Stated exercise
Faithfully return all lines, omitting every embedded picture.

━━━━━━━━━━━━━━━━━━━━

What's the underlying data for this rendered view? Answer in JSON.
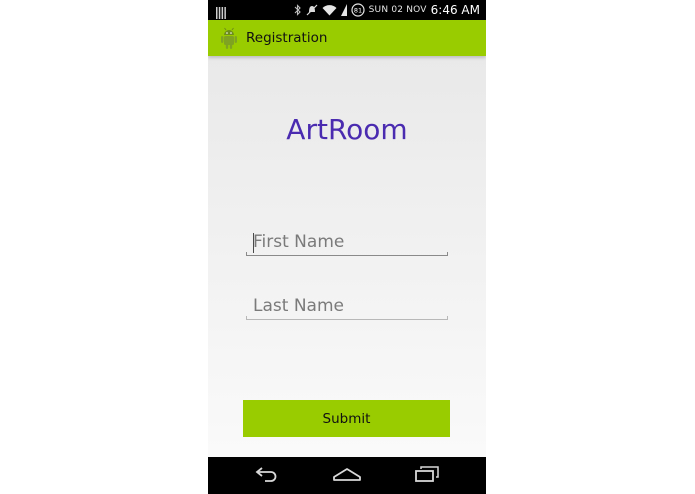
{
  "status_bar": {
    "date": "SUN 02 NOV",
    "time": "6:46 AM",
    "battery_level": "81"
  },
  "action_bar": {
    "title": "Registration",
    "icon": "android-icon"
  },
  "main": {
    "brand_title": "ArtRoom",
    "first_name": {
      "value": "",
      "placeholder": "First Name"
    },
    "last_name": {
      "value": "",
      "placeholder": "Last Name"
    },
    "submit_label": "Submit"
  },
  "nav_bar": {
    "icons": [
      "back-icon",
      "home-icon",
      "recent-apps-icon"
    ]
  },
  "colors": {
    "accent": "#99cc00",
    "title": "#4a2bb0",
    "background": "#f2f2f2"
  }
}
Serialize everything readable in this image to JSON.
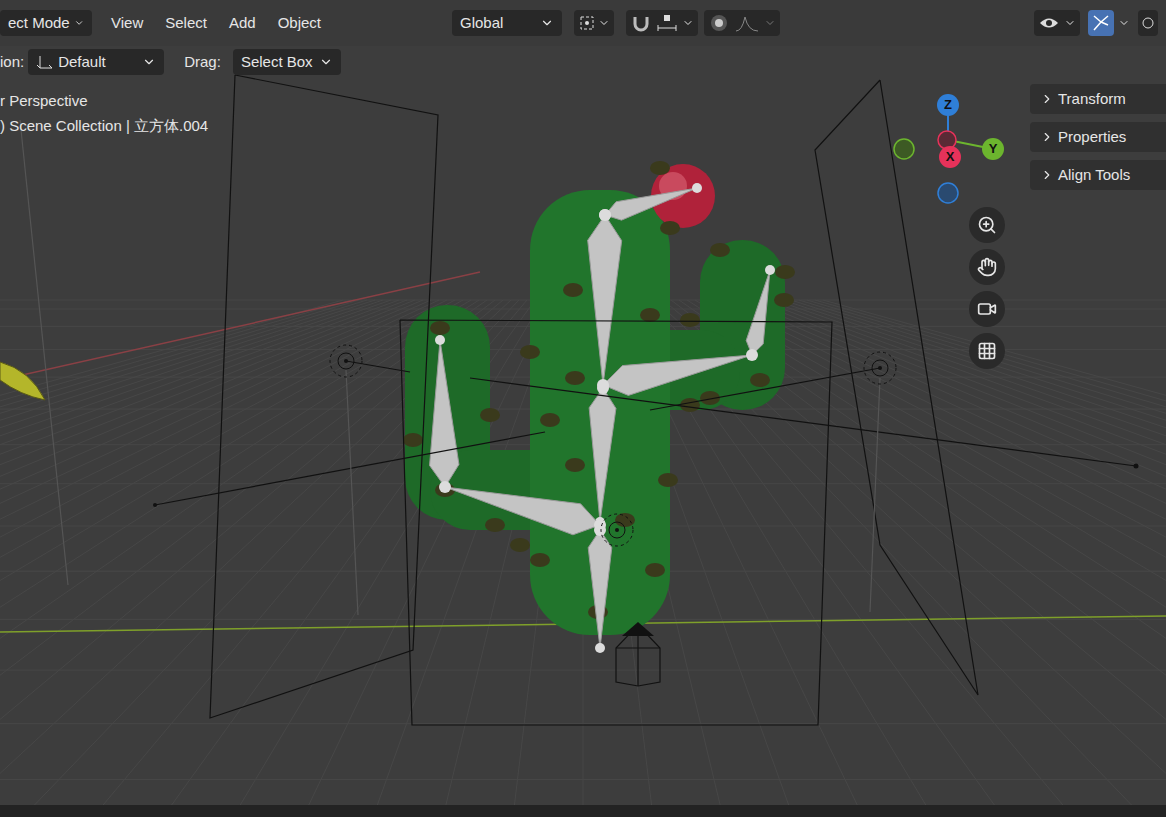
{
  "header": {
    "mode": "ect Mode",
    "menus": [
      "View",
      "Select",
      "Add",
      "Object"
    ],
    "orientation": "Global",
    "gizmo_toggle_active": true,
    "overlay_toggle_active": false
  },
  "tool_settings": {
    "orientation_label": "ion:",
    "orientation_value": "Default",
    "drag_label": "Drag:",
    "drag_value": "Select Box"
  },
  "viewport": {
    "view_name": "r Perspective",
    "collection": ") Scene Collection | 立方体.004"
  },
  "gizmo": {
    "axes": [
      {
        "label": "Z",
        "color": "#2f7fd8"
      },
      {
        "label": "X",
        "color": "#e6325a"
      },
      {
        "label": "Y",
        "color": "#6cb52e"
      }
    ]
  },
  "side_panels": [
    {
      "label": "Transform",
      "expanded": false
    },
    {
      "label": "Properties",
      "expanded": false
    },
    {
      "label": "Align Tools",
      "expanded": false
    }
  ]
}
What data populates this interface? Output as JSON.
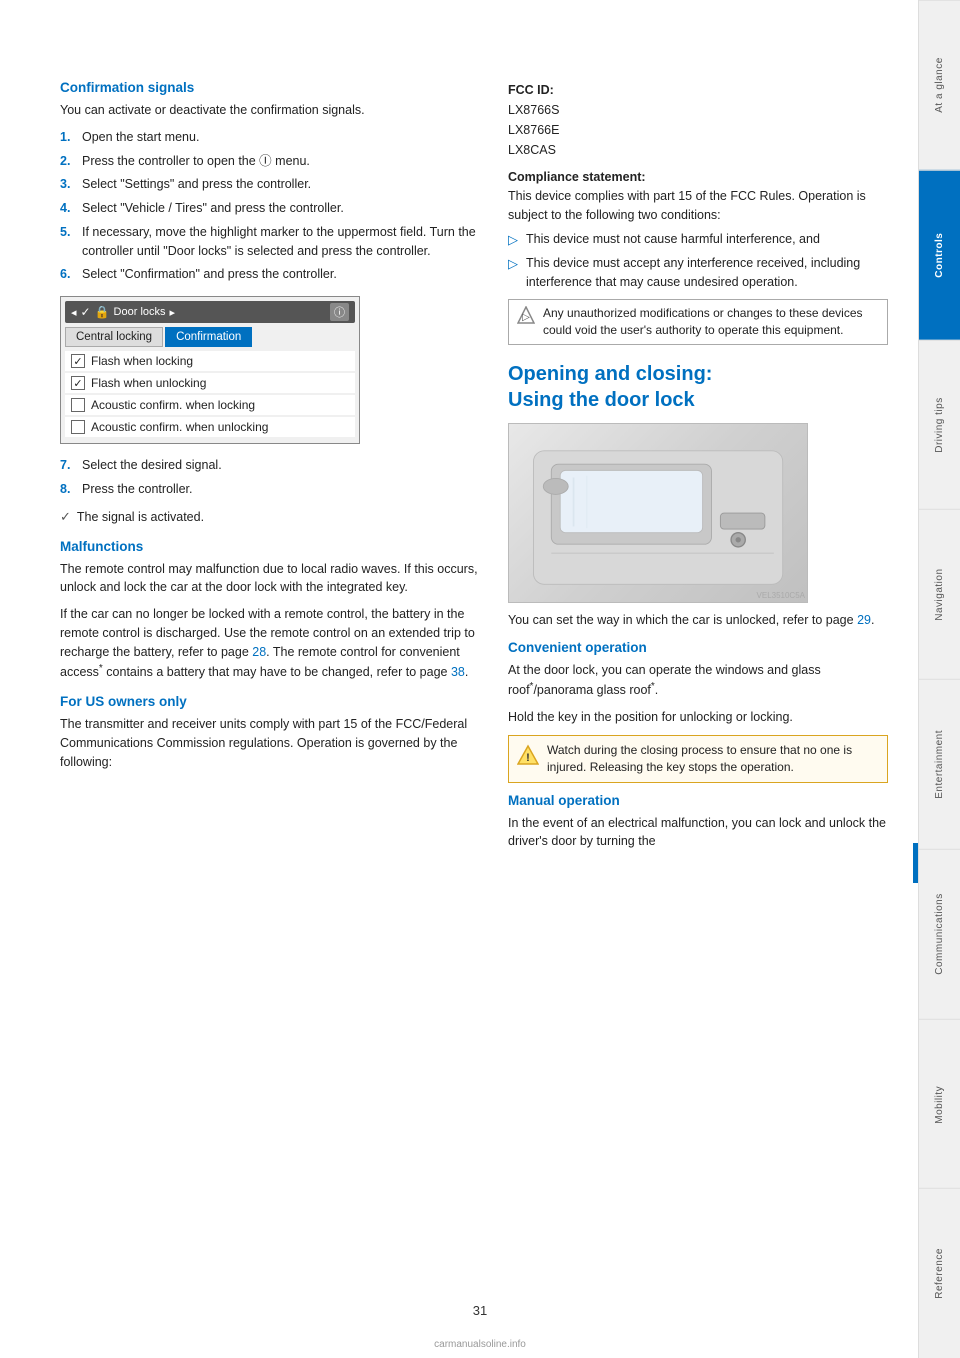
{
  "page": {
    "number": "31",
    "watermark": "carmanualsoline.info"
  },
  "sidebar": {
    "items": [
      {
        "id": "at-a-glance",
        "label": "At a glance",
        "active": false
      },
      {
        "id": "controls",
        "label": "Controls",
        "active": true
      },
      {
        "id": "driving-tips",
        "label": "Driving tips",
        "active": false
      },
      {
        "id": "navigation",
        "label": "Navigation",
        "active": false
      },
      {
        "id": "entertainment",
        "label": "Entertainment",
        "active": false
      },
      {
        "id": "communications",
        "label": "Communications",
        "active": false
      },
      {
        "id": "mobility",
        "label": "Mobility",
        "active": false
      },
      {
        "id": "reference",
        "label": "Reference",
        "active": false
      }
    ]
  },
  "left_col": {
    "confirmation_signals": {
      "title": "Confirmation signals",
      "intro": "You can activate or deactivate the confirmation signals.",
      "steps": [
        {
          "num": "1.",
          "text": "Open the start menu."
        },
        {
          "num": "2.",
          "text": "Press the controller to open the Ⓘ menu."
        },
        {
          "num": "3.",
          "text": "Select \"Settings\" and press the controller."
        },
        {
          "num": "4.",
          "text": "Select \"Vehicle / Tires\" and press the controller."
        },
        {
          "num": "5.",
          "text": "If necessary, move the highlight marker to the uppermost field. Turn the controller until \"Door locks\" is selected and press the controller."
        },
        {
          "num": "6.",
          "text": "Select \"Confirmation\" and press the controller."
        }
      ],
      "door_locks": {
        "nav_label": "Door locks",
        "tab1": "Central locking",
        "tab2": "Confirmation",
        "options": [
          {
            "checked": true,
            "label": "Flash when locking"
          },
          {
            "checked": true,
            "label": "Flash when unlocking"
          },
          {
            "checked": false,
            "label": "Acoustic confirm. when locking"
          },
          {
            "checked": false,
            "label": "Acoustic confirm. when unlocking"
          }
        ]
      },
      "steps2": [
        {
          "num": "7.",
          "text": "Select the desired signal."
        },
        {
          "num": "8.",
          "text": "Press the controller."
        }
      ],
      "checkmark_text": "The signal is activated."
    },
    "malfunctions": {
      "title": "Malfunctions",
      "para1": "The remote control may malfunction due to local radio waves. If this occurs, unlock and lock the car at the door lock with the integrated key.",
      "para2": "If the car can no longer be locked with a remote control, the battery in the remote control is discharged. Use the remote control on an extended trip to recharge the battery, refer to page 28. The remote control for convenient access* contains a battery that may have to be changed, refer to page 38.",
      "page_link_28": "28",
      "page_link_38": "38"
    },
    "for_us_owners": {
      "title": "For US owners only",
      "text": "The transmitter and receiver units comply with part 15 of the FCC/Federal Communications Commission regulations. Operation is governed by the following:"
    }
  },
  "right_col": {
    "fcc": {
      "id_label": "FCC ID:",
      "ids": [
        "LX8766S",
        "LX8766E",
        "LX8CAS"
      ]
    },
    "compliance": {
      "statement_label": "Compliance statement:",
      "text": "This device complies with part 15 of the FCC Rules. Operation is subject to the following two conditions:"
    },
    "bullets": [
      "This device must not cause harmful interference, and",
      "This device must accept any interference received, including interference that may cause undesired operation."
    ],
    "note_text": "Any unauthorized modifications or changes to these devices could void the user's authority to operate this equipment.",
    "opening_closing": {
      "title": "Opening and closing:\nUsing the door lock"
    },
    "door_image_alt": "Car door lock illustration",
    "image_watermark": "VEL3510C5A",
    "caption": "You can set the way in which the car is unlocked, refer to page 29.",
    "page_link_29": "29",
    "convenient_operation": {
      "title": "Convenient operation",
      "text1": "At the door lock, you can operate the windows and glass roof*/panorama glass roof*.",
      "text2": "Hold the key in the position for unlocking or locking."
    },
    "warning_text": "Watch during the closing process to ensure that no one is injured. Releasing the key stops the operation.",
    "manual_operation": {
      "title": "Manual operation",
      "text": "In the event of an electrical malfunction, you can lock and unlock the driver's door by turning the"
    }
  }
}
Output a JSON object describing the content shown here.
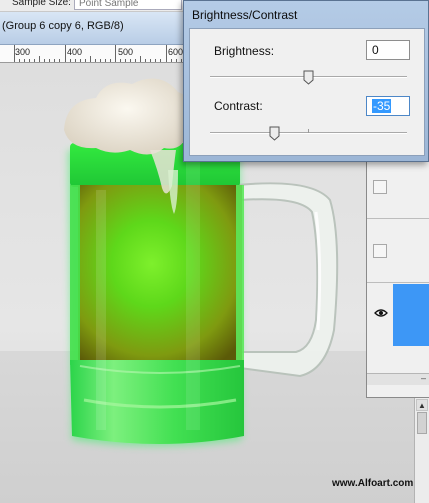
{
  "options_bar": {
    "sample_size_label": "Sample Size:",
    "sample_size_value": "Point Sample"
  },
  "document": {
    "title": "(Group 6 copy 6, RGB/8)"
  },
  "ruler": {
    "labels": [
      "300",
      "400",
      "500",
      "600"
    ]
  },
  "dialog": {
    "title": "Brightness/Contrast",
    "brightness_label": "Brightness:",
    "brightness_value": "0",
    "brightness_level": 0,
    "contrast_label": "Contrast:",
    "contrast_value": "-35",
    "contrast_level": -35
  },
  "layers_panel": {
    "eye_icon": "eye-icon",
    "selected_color": "#3d97f6"
  },
  "watermark": {
    "text": "www.Alfoart.com"
  },
  "colors": {
    "beer_green": "#4fe61e",
    "beer_amber": "#8a9e10",
    "foam": "#efe9dc",
    "glow": "#3df06a"
  }
}
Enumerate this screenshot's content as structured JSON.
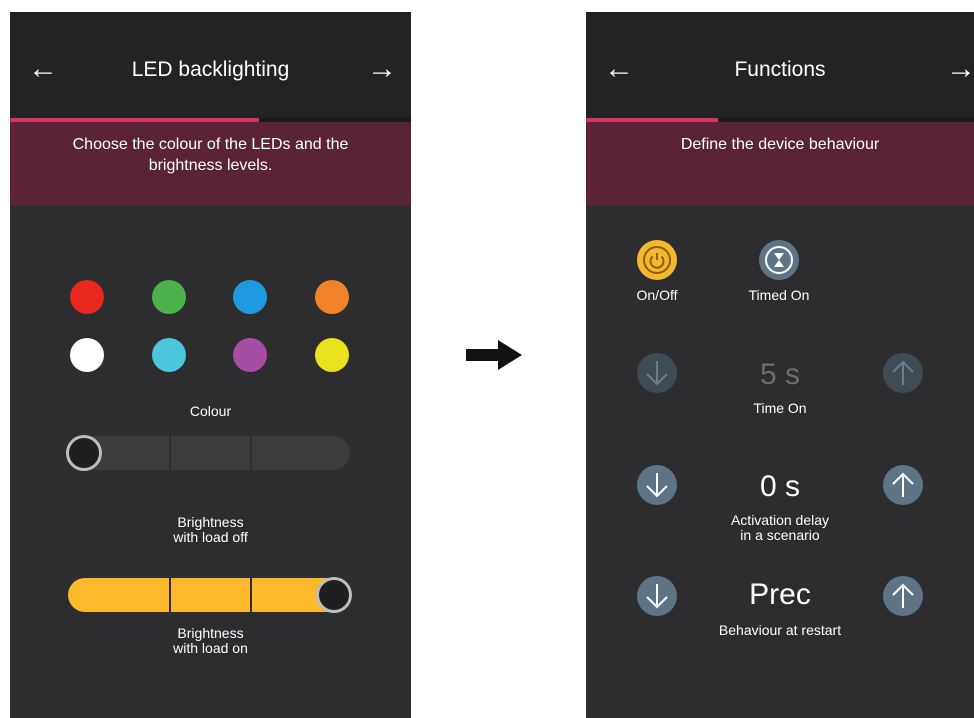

━━━━━━━━━━━━━━━━━━━━

Task output
What's the underlying data for this rendered view? Answer in JSON.
{
  "status_bar": {
    "date": "SUN 02 NOV",
    "time": "6:46 AM",
    "battery_level": "81"
  },
  "action_bar": {
    "title": "Registration",
    "icon": "android-icon"
  },
  "main": {
    "brand_title": "ArtRoom",
    "first_name": {
      "value": "",
      "placeholder": "First Name"
    },
    "last_name": {
      "value": "",
      "placeholder": "Last Name"
    },
    "submit_label": "Submit"
  },
  "nav_bar": {
    "icons": [
      "back-icon",
      "home-icon",
      "recent-apps-icon"
    ]
  },
  "colors": {
    "accent": "#99cc00",
    "title": "#4a2bb0",
    "background": "#f2f2f2"
  }
}
Serialize everything readable in this image to JSON.
{
  "header": {
    "mode": "ect Mode",
    "menus": [
      "View",
      "Select",
      "Add",
      "Object"
    ],
    "orientation": "Global",
    "gizmo_toggle_active": true,
    "overlay_toggle_active": false
  },
  "tool_settings": {
    "orientation_label": "ion:",
    "orientation_value": "Default",
    "drag_label": "Drag:",
    "drag_value": "Select Box"
  },
  "viewport": {
    "view_name": "r Perspective",
    "collection": ") Scene Collection | 立方体.004"
  },
  "gizmo": {
    "axes": [
      {
        "label": "Z",
        "color": "#2f7fd8"
      },
      {
        "label": "X",
        "color": "#e6325a"
      },
      {
        "label": "Y",
        "color": "#6cb52e"
      }
    ]
  },
  "side_panels": [
    {
      "label": "Transform",
      "expanded": false
    },
    {
      "label": "Properties",
      "expanded": false
    },
    {
      "label": "Align Tools",
      "expanded": false
    }
  ]
}
What data populates this interface? Output as JSON.
{
  "page": {
    "number": "31",
    "watermark": "carmanualsoline.info"
  },
  "sidebar": {
    "items": [
      {
        "id": "at-a-glance",
        "label": "At a glance",
        "active": false
      },
      {
        "id": "controls",
        "label": "Controls",
        "active": true
      },
      {
        "id": "driving-tips",
        "label": "Driving tips",
        "active": false
      },
      {
        "id": "navigation",
        "label": "Navigation",
        "active": false
      },
      {
        "id": "entertainment",
        "label": "Entertainment",
        "active": false
      },
      {
        "id": "communications",
        "label": "Communications",
        "active": false
      },
      {
        "id": "mobility",
        "label": "Mobility",
        "active": false
      },
      {
        "id": "reference",
        "label": "Reference",
        "active": false
      }
    ]
  },
  "left_col": {
    "confirmation_signals": {
      "title": "Confirmation signals",
      "intro": "You can activate or deactivate the confirmation signals.",
      "steps": [
        {
          "num": "1.",
          "text": "Open the start menu."
        },
        {
          "num": "2.",
          "text": "Press the controller to open the Ⓘ menu."
        },
        {
          "num": "3.",
          "text": "Select \"Settings\" and press the controller."
        },
        {
          "num": "4.",
          "text": "Select \"Vehicle / Tires\" and press the controller."
        },
        {
          "num": "5.",
          "text": "If necessary, move the highlight marker to the uppermost field. Turn the controller until \"Door locks\" is selected and press the controller."
        },
        {
          "num": "6.",
          "text": "Select \"Confirmation\" and press the controller."
        }
      ],
      "door_locks": {
        "nav_label": "Door locks",
        "tab1": "Central locking",
        "tab2": "Confirmation",
        "options": [
          {
            "checked": true,
            "label": "Flash when locking"
          },
          {
            "checked": true,
            "label": "Flash when unlocking"
          },
          {
            "checked": false,
            "label": "Acoustic confirm. when locking"
          },
          {
            "checked": false,
            "label": "Acoustic confirm. when unlocking"
          }
        ]
      },
      "steps2": [
        {
          "num": "7.",
          "text": "Select the desired signal."
        },
        {
          "num": "8.",
          "text": "Press the controller."
        }
      ],
      "checkmark_text": "The signal is activated."
    },
    "malfunctions": {
      "title": "Malfunctions",
      "para1": "The remote control may malfunction due to local radio waves. If this occurs, unlock and lock the car at the door lock with the integrated key.",
      "para2": "If the car can no longer be locked with a remote control, the battery in the remote control is discharged. Use the remote control on an extended trip to recharge the battery, refer to page 28. The remote control for convenient access* contains a battery that may have to be changed, refer to page 38.",
      "page_link_28": "28",
      "page_link_38": "38"
    },
    "for_us_owners": {
      "title": "For US owners only",
      "text": "The transmitter and receiver units comply with part 15 of the FCC/Federal Communications Commission regulations. Operation is governed by the following:"
    }
  },
  "right_col": {
    "fcc": {
      "id_label": "FCC ID:",
      "ids": [
        "LX8766S",
        "LX8766E",
        "LX8CAS"
      ]
    },
    "compliance": {
      "statement_label": "Compliance statement:",
      "text": "This device complies with part 15 of the FCC Rules. Operation is subject to the following two conditions:"
    },
    "bullets": [
      "This device must not cause harmful interference, and",
      "This device must accept any interference received, including interference that may cause undesired operation."
    ],
    "note_text": "Any unauthorized modifications or changes to these devices could void the user's authority to operate this equipment.",
    "opening_closing": {
      "title": "Opening and closing:\nUsing the door lock"
    },
    "door_image_alt": "Car door lock illustration",
    "image_watermark": "VEL3510C5A",
    "caption": "You can set the way in which the car is unlocked, refer to page 29.",
    "page_link_29": "29",
    "convenient_operation": {
      "title": "Convenient operation",
      "text1": "At the door lock, you can operate the windows and glass roof*/panorama glass roof*.",
      "text2": "Hold the key in the position for unlocking or locking."
    },
    "warning_text": "Watch during the closing process to ensure that no one is injured. Releasing the key stops the operation.",
    "manual_operation": {
      "title": "Manual operation",
      "text": "In the event of an electrical malfunction, you can lock and unlock the driver's door by turning the"
    }
  }
}
Output a JSON object describing the content shown here.
{
  "options_bar": {
    "sample_size_label": "Sample Size:",
    "sample_size_value": "Point Sample"
  },
  "document": {
    "title": "(Group 6 copy 6, RGB/8)"
  },
  "ruler": {
    "labels": [
      "300",
      "400",
      "500",
      "600"
    ]
  },
  "dialog": {
    "title": "Brightness/Contrast",
    "brightness_label": "Brightness:",
    "brightness_value": "0",
    "brightness_level": 0,
    "contrast_label": "Contrast:",
    "contrast_value": "-35",
    "contrast_level": -35
  },
  "layers_panel": {
    "eye_icon": "eye-icon",
    "selected_color": "#3d97f6"
  },
  "watermark": {
    "text": "www.Alfoart.com"
  },
  "colors": {
    "beer_green": "#4fe61e",
    "beer_amber": "#8a9e10",
    "foam": "#efe9dc",
    "glow": "#3df06a"
  }
}
Enumerate this screenshot's content as structured JSON.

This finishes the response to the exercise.